Entries taken from a collection:
::::::::::
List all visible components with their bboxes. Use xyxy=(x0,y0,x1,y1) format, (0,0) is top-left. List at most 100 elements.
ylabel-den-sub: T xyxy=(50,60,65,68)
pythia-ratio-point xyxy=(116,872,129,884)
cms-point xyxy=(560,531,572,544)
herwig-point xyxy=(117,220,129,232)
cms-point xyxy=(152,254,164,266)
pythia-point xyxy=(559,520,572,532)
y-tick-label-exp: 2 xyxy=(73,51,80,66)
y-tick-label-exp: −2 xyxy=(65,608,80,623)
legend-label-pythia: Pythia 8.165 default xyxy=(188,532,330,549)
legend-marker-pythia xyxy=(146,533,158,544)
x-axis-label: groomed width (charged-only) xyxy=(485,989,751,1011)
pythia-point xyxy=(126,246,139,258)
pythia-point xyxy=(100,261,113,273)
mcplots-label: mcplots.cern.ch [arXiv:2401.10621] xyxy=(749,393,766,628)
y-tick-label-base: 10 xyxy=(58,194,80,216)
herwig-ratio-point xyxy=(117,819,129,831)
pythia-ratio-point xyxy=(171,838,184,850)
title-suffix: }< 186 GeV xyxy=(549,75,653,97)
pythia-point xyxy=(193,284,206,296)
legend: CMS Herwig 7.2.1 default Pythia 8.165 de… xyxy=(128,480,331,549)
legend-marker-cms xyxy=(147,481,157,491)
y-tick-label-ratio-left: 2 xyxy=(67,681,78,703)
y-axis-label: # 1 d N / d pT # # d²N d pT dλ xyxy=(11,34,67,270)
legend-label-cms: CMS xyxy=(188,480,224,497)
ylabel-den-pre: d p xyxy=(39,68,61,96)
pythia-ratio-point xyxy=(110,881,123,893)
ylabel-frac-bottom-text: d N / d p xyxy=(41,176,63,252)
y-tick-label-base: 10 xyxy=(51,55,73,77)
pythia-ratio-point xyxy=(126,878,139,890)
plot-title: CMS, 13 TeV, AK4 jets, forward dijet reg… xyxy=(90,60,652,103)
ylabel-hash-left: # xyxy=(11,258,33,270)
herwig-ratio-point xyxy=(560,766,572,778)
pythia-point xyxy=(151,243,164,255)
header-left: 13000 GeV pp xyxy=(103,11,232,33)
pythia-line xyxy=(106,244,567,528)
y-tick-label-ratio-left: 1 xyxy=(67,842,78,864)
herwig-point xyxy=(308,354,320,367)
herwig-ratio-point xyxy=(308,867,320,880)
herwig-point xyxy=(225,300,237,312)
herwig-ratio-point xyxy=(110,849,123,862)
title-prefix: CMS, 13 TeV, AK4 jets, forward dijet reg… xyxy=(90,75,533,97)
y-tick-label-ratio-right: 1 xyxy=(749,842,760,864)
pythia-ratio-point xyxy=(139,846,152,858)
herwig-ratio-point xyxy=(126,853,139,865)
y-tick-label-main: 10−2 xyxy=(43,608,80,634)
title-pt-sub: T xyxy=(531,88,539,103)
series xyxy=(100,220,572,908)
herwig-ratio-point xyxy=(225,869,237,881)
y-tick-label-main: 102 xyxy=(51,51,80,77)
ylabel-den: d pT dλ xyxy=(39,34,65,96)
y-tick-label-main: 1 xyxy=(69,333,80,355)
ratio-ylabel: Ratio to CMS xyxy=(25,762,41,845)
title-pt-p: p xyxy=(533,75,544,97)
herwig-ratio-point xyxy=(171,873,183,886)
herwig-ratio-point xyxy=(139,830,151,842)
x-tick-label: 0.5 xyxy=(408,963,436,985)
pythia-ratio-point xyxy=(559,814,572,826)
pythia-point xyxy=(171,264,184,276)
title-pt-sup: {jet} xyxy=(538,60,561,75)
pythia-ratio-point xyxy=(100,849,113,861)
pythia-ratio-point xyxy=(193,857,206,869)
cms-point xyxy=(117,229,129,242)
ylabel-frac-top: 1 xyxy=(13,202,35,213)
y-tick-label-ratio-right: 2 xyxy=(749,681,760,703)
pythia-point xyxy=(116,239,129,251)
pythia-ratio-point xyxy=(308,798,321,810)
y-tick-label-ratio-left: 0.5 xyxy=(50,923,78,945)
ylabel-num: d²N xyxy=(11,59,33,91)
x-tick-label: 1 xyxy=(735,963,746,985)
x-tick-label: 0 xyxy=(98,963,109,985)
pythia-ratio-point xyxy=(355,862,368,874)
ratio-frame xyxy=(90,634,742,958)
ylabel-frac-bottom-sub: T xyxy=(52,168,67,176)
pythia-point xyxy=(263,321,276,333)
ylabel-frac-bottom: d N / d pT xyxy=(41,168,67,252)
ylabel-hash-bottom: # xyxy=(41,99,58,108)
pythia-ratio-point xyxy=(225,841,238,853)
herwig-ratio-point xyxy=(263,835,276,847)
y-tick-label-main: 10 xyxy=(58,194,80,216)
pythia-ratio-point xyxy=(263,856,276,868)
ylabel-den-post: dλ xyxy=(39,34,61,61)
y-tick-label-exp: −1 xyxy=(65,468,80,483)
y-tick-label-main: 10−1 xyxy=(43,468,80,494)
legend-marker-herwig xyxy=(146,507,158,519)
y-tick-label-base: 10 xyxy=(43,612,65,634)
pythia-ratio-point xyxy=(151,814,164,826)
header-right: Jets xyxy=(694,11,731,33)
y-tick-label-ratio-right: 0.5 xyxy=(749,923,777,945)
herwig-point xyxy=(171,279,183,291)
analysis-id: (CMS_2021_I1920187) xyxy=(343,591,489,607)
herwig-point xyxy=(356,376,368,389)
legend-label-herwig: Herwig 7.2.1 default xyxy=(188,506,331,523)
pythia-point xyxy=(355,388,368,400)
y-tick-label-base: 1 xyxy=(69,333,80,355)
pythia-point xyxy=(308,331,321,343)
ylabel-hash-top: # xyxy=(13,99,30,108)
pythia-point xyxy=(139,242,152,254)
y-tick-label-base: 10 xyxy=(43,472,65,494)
::::::::::
* _Problem to work on_: Could you edit the listing above so that every "herwig-point" becomes "herwig-marker" and nothing else changes?

* _Solution for this exercise_:
List all visible components with their bboxes. Use xyxy=(x0,y0,x1,y1) format, (0,0) is top-left. List at most 100 elements.
ylabel-den-sub: T xyxy=(50,60,65,68)
pythia-ratio-point xyxy=(116,872,129,884)
cms-point xyxy=(560,531,572,544)
herwig-marker xyxy=(117,220,129,232)
cms-point xyxy=(152,254,164,266)
pythia-point xyxy=(559,520,572,532)
y-tick-label-exp: 2 xyxy=(73,51,80,66)
y-tick-label-exp: −2 xyxy=(65,608,80,623)
legend-label-pythia: Pythia 8.165 default xyxy=(188,532,330,549)
legend-marker-pythia xyxy=(146,533,158,544)
x-axis-label: groomed width (charged-only) xyxy=(485,989,751,1011)
pythia-point xyxy=(126,246,139,258)
pythia-point xyxy=(100,261,113,273)
mcplots-label: mcplots.cern.ch [arXiv:2401.10621] xyxy=(749,393,766,628)
y-tick-label-base: 10 xyxy=(58,194,80,216)
herwig-ratio-point xyxy=(117,819,129,831)
pythia-ratio-point xyxy=(171,838,184,850)
title-suffix: }< 186 GeV xyxy=(549,75,653,97)
pythia-point xyxy=(193,284,206,296)
legend: CMS Herwig 7.2.1 default Pythia 8.165 de… xyxy=(128,480,331,549)
legend-marker-cms xyxy=(147,481,157,491)
y-tick-label-ratio-left: 2 xyxy=(67,681,78,703)
y-axis-label: # 1 d N / d pT # # d²N d pT dλ xyxy=(11,34,67,270)
legend-label-cms: CMS xyxy=(188,480,224,497)
ylabel-den-pre: d p xyxy=(39,68,61,96)
pythia-ratio-point xyxy=(110,881,123,893)
ylabel-frac-bottom-text: d N / d p xyxy=(41,176,63,252)
y-tick-label-base: 10 xyxy=(51,55,73,77)
pythia-ratio-point xyxy=(126,878,139,890)
plot-title: CMS, 13 TeV, AK4 jets, forward dijet reg… xyxy=(90,60,652,103)
ylabel-hash-left: # xyxy=(11,258,33,270)
herwig-ratio-point xyxy=(560,766,572,778)
pythia-point xyxy=(151,243,164,255)
header-left: 13000 GeV pp xyxy=(103,11,232,33)
pythia-line xyxy=(106,244,567,528)
y-tick-label-ratio-left: 1 xyxy=(67,842,78,864)
herwig-marker xyxy=(308,354,320,367)
herwig-ratio-point xyxy=(308,867,320,880)
herwig-marker xyxy=(225,300,237,312)
herwig-ratio-point xyxy=(110,849,123,862)
title-prefix: CMS, 13 TeV, AK4 jets, forward dijet reg… xyxy=(90,75,533,97)
y-tick-label-ratio-right: 1 xyxy=(749,842,760,864)
pythia-ratio-point xyxy=(139,846,152,858)
herwig-ratio-point xyxy=(126,853,139,865)
y-tick-label-main: 10−2 xyxy=(43,608,80,634)
title-pt-sub: T xyxy=(531,88,539,103)
series xyxy=(100,220,572,908)
herwig-ratio-point xyxy=(225,869,237,881)
y-tick-label-main: 102 xyxy=(51,51,80,77)
ylabel-den: d pT dλ xyxy=(39,34,65,96)
y-tick-label-main: 1 xyxy=(69,333,80,355)
ratio-ylabel: Ratio to CMS xyxy=(25,762,41,845)
title-pt-p: p xyxy=(533,75,544,97)
herwig-ratio-point xyxy=(171,873,183,886)
herwig-ratio-point xyxy=(139,830,151,842)
x-tick-label: 0.5 xyxy=(408,963,436,985)
pythia-ratio-point xyxy=(559,814,572,826)
pythia-point xyxy=(171,264,184,276)
title-pt-sup: {jet} xyxy=(538,60,561,75)
pythia-ratio-point xyxy=(100,849,113,861)
pythia-ratio-point xyxy=(193,857,206,869)
cms-point xyxy=(117,229,129,242)
ylabel-frac-top: 1 xyxy=(13,202,35,213)
y-tick-label-ratio-right: 2 xyxy=(749,681,760,703)
pythia-point xyxy=(116,239,129,251)
pythia-ratio-point xyxy=(308,798,321,810)
y-tick-label-ratio-left: 0.5 xyxy=(50,923,78,945)
ylabel-num: d²N xyxy=(11,59,33,91)
x-tick-label: 1 xyxy=(735,963,746,985)
x-tick-label: 0 xyxy=(98,963,109,985)
pythia-ratio-point xyxy=(355,862,368,874)
ratio-frame xyxy=(90,634,742,958)
ylabel-frac-bottom-sub: T xyxy=(52,168,67,176)
pythia-point xyxy=(263,321,276,333)
ylabel-frac-bottom: d N / d pT xyxy=(41,168,67,252)
ylabel-hash-bottom: # xyxy=(41,99,58,108)
pythia-ratio-point xyxy=(225,841,238,853)
herwig-ratio-point xyxy=(263,835,276,847)
y-tick-label-main: 10 xyxy=(58,194,80,216)
pythia-ratio-point xyxy=(263,856,276,868)
ylabel-den-post: dλ xyxy=(39,34,61,61)
y-tick-label-exp: −1 xyxy=(65,468,80,483)
y-tick-label-main: 10−1 xyxy=(43,468,80,494)
legend-marker-herwig xyxy=(146,507,158,519)
y-tick-label-base: 10 xyxy=(43,612,65,634)
pythia-ratio-point xyxy=(151,814,164,826)
header-right: Jets xyxy=(694,11,731,33)
y-tick-label-ratio-right: 0.5 xyxy=(749,923,777,945)
herwig-marker xyxy=(171,279,183,291)
analysis-id: (CMS_2021_I1920187) xyxy=(343,591,489,607)
herwig-marker xyxy=(356,376,368,389)
legend-label-herwig: Herwig 7.2.1 default xyxy=(188,506,331,523)
pythia-point xyxy=(355,388,368,400)
y-tick-label-base: 1 xyxy=(69,333,80,355)
pythia-point xyxy=(308,331,321,343)
ylabel-hash-top: # xyxy=(13,99,30,108)
pythia-point xyxy=(139,242,152,254)
y-tick-label-base: 10 xyxy=(43,472,65,494)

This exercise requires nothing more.